Dataset listings of figures:
•••
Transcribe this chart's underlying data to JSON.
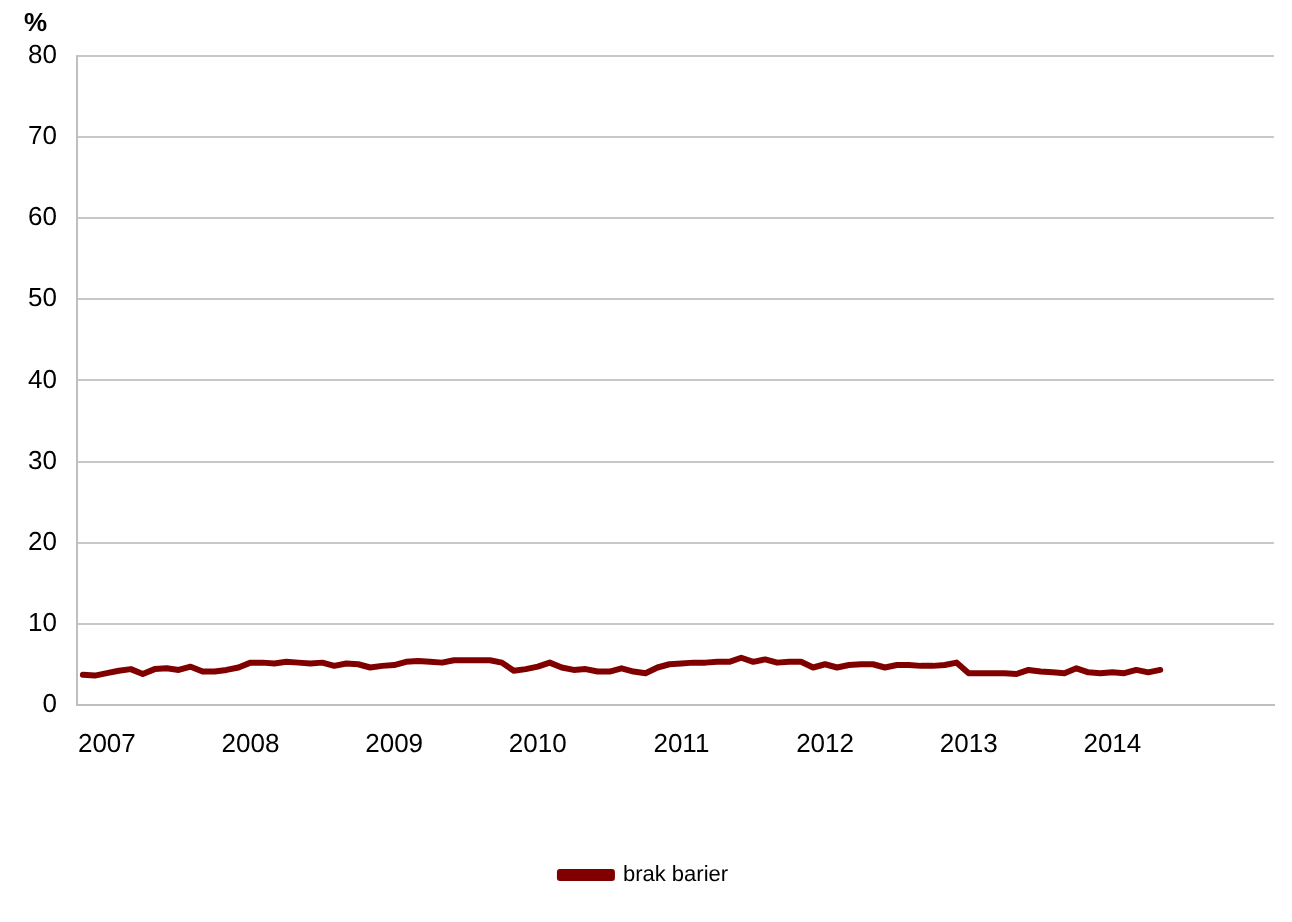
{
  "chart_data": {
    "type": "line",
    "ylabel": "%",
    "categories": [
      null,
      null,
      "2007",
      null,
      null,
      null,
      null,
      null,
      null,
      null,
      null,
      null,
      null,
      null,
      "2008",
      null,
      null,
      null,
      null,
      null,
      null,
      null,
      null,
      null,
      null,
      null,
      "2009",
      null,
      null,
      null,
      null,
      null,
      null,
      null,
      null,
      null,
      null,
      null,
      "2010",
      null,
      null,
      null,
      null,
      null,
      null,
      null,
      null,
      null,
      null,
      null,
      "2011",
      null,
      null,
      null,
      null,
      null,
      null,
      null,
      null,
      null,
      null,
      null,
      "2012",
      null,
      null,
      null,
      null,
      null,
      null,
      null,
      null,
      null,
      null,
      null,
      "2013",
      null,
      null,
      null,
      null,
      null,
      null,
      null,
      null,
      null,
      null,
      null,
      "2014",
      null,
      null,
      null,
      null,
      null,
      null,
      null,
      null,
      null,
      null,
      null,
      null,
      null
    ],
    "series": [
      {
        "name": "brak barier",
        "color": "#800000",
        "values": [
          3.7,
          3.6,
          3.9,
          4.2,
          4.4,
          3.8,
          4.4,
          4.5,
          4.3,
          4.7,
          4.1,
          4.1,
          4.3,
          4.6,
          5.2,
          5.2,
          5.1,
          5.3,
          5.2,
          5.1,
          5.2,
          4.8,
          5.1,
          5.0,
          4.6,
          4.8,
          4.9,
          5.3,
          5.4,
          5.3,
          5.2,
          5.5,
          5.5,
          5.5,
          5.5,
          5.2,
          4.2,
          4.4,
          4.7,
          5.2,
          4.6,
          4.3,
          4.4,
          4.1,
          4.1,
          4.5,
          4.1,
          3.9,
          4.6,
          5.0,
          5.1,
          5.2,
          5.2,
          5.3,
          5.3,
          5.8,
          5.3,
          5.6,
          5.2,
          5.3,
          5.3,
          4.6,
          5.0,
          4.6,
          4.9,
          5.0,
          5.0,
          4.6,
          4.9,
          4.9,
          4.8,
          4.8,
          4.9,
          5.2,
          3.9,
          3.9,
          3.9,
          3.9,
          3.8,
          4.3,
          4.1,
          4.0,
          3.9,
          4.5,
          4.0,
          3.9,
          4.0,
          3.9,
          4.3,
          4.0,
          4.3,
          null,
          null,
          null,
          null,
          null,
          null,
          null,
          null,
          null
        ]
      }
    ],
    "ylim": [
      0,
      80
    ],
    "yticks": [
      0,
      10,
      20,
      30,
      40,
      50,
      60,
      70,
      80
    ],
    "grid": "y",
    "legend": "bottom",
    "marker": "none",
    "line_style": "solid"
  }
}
•••
TASK STATEMENT:
Nothing in the entries above should change when they are printed again, except that the pictures are dropped.

REPLY:
Transcribe this chart's underlying data to JSON.
{
  "chart_data": {
    "type": "line",
    "ylabel": "%",
    "categories": [
      null,
      null,
      "2007",
      null,
      null,
      null,
      null,
      null,
      null,
      null,
      null,
      null,
      null,
      null,
      "2008",
      null,
      null,
      null,
      null,
      null,
      null,
      null,
      null,
      null,
      null,
      null,
      "2009",
      null,
      null,
      null,
      null,
      null,
      null,
      null,
      null,
      null,
      null,
      null,
      "2010",
      null,
      null,
      null,
      null,
      null,
      null,
      null,
      null,
      null,
      null,
      null,
      "2011",
      null,
      null,
      null,
      null,
      null,
      null,
      null,
      null,
      null,
      null,
      null,
      "2012",
      null,
      null,
      null,
      null,
      null,
      null,
      null,
      null,
      null,
      null,
      null,
      "2013",
      null,
      null,
      null,
      null,
      null,
      null,
      null,
      null,
      null,
      null,
      null,
      "2014",
      null,
      null,
      null,
      null,
      null,
      null,
      null,
      null,
      null,
      null,
      null,
      null,
      null
    ],
    "series": [
      {
        "name": "brak barier",
        "color": "#800000",
        "values": [
          3.7,
          3.6,
          3.9,
          4.2,
          4.4,
          3.8,
          4.4,
          4.5,
          4.3,
          4.7,
          4.1,
          4.1,
          4.3,
          4.6,
          5.2,
          5.2,
          5.1,
          5.3,
          5.2,
          5.1,
          5.2,
          4.8,
          5.1,
          5.0,
          4.6,
          4.8,
          4.9,
          5.3,
          5.4,
          5.3,
          5.2,
          5.5,
          5.5,
          5.5,
          5.5,
          5.2,
          4.2,
          4.4,
          4.7,
          5.2,
          4.6,
          4.3,
          4.4,
          4.1,
          4.1,
          4.5,
          4.1,
          3.9,
          4.6,
          5.0,
          5.1,
          5.2,
          5.2,
          5.3,
          5.3,
          5.8,
          5.3,
          5.6,
          5.2,
          5.3,
          5.3,
          4.6,
          5.0,
          4.6,
          4.9,
          5.0,
          5.0,
          4.6,
          4.9,
          4.9,
          4.8,
          4.8,
          4.9,
          5.2,
          3.9,
          3.9,
          3.9,
          3.9,
          3.8,
          4.3,
          4.1,
          4.0,
          3.9,
          4.5,
          4.0,
          3.9,
          4.0,
          3.9,
          4.3,
          4.0,
          4.3,
          null,
          null,
          null,
          null,
          null,
          null,
          null,
          null,
          null
        ]
      }
    ],
    "ylim": [
      0,
      80
    ],
    "yticks": [
      0,
      10,
      20,
      30,
      40,
      50,
      60,
      70,
      80
    ],
    "grid": "y",
    "legend": "bottom",
    "marker": "none",
    "line_style": "solid"
  }
}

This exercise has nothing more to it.